> Data entries for graphics:

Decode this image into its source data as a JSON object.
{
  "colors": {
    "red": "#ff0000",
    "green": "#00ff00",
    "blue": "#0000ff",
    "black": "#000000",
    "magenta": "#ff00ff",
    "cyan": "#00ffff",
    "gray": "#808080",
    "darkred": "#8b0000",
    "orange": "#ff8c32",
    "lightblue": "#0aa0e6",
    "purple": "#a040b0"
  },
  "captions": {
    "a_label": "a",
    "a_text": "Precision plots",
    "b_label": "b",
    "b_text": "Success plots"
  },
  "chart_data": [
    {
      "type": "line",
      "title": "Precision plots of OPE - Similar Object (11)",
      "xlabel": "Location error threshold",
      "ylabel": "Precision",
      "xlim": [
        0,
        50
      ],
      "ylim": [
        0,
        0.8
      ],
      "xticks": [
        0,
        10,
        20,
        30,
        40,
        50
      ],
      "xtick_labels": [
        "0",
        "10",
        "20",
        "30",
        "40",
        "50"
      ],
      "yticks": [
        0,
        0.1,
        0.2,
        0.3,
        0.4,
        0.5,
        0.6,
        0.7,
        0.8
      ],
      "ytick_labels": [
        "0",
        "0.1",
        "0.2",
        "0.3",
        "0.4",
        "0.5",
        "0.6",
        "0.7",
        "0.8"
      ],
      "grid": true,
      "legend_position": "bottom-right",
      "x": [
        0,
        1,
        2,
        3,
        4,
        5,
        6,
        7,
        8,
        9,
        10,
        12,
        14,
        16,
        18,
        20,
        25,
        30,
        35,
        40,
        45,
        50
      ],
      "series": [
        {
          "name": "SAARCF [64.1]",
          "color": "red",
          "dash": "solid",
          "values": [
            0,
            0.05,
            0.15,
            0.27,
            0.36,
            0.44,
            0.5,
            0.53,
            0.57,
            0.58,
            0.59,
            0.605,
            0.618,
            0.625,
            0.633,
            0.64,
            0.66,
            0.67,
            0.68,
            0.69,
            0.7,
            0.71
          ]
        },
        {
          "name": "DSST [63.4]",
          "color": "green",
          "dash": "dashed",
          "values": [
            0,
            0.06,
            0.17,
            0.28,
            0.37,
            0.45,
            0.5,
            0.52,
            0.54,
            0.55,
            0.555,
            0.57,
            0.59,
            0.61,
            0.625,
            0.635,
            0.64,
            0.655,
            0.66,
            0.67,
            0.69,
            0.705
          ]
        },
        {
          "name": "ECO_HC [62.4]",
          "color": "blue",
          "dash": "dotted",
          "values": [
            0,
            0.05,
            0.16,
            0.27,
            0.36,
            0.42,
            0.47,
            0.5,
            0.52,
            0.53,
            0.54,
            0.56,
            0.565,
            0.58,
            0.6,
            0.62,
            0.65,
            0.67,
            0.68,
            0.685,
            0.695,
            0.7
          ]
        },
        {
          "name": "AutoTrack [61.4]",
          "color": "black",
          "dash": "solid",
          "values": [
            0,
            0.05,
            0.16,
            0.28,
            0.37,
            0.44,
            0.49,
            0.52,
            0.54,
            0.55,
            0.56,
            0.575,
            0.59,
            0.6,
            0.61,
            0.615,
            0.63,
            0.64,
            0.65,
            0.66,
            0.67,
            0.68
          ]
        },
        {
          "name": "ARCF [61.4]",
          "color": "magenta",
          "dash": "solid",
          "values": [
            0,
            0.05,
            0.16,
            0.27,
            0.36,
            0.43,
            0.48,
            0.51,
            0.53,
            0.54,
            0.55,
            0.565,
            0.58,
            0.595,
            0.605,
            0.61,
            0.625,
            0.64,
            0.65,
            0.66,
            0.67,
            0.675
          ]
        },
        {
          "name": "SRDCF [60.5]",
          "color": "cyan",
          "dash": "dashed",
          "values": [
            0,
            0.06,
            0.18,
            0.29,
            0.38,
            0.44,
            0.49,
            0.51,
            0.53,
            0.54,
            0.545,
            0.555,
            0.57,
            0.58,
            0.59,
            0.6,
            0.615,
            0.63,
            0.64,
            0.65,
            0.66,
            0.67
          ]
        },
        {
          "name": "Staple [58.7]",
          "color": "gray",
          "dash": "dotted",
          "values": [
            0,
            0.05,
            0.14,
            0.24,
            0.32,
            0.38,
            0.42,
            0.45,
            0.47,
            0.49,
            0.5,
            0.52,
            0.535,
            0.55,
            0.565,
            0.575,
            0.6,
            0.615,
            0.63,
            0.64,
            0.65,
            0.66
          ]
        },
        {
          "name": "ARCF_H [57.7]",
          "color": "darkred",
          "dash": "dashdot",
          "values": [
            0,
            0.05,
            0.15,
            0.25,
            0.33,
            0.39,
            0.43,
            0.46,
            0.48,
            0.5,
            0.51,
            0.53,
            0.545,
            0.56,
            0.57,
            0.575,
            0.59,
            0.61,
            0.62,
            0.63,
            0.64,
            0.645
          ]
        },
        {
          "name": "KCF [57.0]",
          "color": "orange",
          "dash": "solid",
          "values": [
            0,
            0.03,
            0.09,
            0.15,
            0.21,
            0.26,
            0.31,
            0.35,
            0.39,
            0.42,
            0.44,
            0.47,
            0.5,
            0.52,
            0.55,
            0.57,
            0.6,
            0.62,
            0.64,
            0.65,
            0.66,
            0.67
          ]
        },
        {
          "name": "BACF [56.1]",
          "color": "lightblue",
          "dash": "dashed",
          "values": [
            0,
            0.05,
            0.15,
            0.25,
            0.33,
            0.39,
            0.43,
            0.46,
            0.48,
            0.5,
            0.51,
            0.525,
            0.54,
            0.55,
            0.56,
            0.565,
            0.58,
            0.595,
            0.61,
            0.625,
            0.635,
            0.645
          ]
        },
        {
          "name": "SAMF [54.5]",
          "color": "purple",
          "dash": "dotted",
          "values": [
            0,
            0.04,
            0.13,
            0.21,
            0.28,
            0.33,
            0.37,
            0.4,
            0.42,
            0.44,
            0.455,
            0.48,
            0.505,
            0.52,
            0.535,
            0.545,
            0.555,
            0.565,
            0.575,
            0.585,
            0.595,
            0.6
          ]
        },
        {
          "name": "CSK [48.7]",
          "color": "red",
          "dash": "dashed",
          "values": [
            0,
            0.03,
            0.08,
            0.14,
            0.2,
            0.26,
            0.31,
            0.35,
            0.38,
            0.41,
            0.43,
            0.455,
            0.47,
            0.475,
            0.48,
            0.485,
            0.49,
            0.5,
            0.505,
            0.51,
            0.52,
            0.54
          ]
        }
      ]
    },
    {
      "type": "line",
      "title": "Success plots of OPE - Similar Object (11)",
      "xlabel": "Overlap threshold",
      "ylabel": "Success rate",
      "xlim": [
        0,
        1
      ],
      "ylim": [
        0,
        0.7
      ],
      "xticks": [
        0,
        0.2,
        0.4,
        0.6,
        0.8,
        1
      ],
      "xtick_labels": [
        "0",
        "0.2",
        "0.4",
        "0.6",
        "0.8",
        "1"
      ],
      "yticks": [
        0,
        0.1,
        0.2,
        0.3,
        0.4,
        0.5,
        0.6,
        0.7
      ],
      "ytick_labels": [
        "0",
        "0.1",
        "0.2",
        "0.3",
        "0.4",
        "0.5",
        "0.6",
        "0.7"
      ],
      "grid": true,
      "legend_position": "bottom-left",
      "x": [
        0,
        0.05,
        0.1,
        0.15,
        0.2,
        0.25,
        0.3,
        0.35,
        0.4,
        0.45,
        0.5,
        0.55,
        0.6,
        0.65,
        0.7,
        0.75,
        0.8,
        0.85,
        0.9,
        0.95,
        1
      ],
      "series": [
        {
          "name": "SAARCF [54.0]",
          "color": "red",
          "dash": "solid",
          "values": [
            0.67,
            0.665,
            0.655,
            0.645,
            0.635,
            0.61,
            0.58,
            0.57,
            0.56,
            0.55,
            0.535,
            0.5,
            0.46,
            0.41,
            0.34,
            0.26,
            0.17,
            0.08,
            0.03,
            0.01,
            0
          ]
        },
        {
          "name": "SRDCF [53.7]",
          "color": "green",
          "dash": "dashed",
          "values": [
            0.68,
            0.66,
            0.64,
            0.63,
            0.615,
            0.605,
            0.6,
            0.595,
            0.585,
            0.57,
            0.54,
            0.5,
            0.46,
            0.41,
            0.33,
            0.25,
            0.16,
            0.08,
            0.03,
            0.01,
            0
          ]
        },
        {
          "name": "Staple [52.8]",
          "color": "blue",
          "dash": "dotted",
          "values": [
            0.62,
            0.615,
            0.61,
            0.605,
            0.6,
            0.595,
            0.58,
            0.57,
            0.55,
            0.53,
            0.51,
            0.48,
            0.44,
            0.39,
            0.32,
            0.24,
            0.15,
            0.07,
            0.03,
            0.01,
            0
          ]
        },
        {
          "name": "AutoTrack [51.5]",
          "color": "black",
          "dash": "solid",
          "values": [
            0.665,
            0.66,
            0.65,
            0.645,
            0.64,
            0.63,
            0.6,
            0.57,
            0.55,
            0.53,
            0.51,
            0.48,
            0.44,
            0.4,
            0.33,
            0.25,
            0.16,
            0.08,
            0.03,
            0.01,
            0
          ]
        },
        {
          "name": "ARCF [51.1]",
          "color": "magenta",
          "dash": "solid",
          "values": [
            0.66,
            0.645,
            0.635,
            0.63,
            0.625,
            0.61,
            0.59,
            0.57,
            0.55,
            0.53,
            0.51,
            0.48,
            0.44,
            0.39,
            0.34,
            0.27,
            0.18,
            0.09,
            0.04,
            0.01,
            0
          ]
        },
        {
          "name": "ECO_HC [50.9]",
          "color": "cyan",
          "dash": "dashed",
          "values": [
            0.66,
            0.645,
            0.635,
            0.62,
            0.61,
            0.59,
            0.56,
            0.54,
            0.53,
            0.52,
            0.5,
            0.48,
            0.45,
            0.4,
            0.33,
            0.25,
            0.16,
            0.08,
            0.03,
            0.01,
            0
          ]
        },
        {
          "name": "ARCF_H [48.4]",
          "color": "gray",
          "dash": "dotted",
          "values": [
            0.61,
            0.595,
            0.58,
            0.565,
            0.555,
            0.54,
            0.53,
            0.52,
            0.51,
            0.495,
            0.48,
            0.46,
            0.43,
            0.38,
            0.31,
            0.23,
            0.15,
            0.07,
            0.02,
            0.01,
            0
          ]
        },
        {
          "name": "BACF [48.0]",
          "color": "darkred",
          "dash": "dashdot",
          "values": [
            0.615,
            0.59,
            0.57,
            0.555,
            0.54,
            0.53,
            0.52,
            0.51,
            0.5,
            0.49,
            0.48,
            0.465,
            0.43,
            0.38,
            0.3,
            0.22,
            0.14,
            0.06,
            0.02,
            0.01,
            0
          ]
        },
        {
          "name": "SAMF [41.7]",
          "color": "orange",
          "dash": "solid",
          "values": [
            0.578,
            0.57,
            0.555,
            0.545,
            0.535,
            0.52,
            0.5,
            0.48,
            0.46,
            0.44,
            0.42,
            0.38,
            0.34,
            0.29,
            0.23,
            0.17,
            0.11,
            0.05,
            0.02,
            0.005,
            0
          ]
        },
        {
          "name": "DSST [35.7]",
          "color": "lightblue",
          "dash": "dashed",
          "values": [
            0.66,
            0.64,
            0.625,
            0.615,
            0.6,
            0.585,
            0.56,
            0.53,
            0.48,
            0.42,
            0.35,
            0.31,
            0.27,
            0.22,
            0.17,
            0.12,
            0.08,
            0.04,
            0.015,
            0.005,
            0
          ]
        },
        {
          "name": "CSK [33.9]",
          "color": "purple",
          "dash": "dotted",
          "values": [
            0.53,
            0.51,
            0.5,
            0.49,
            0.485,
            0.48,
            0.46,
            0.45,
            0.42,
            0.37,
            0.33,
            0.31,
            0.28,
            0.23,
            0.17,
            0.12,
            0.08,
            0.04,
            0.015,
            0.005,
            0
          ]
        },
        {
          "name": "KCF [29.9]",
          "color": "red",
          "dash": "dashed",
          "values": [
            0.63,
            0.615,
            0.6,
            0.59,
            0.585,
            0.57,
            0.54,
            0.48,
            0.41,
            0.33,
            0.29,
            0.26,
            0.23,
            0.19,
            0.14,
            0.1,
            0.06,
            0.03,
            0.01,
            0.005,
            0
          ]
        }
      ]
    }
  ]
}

> What you are asked to do: Show the lines of the material that contain the word "Similar".

> Solution to the exercise:
      "title": "Precision plots of OPE - Similar Object (11)",
      "title": "Success plots of OPE - Similar Object (11)",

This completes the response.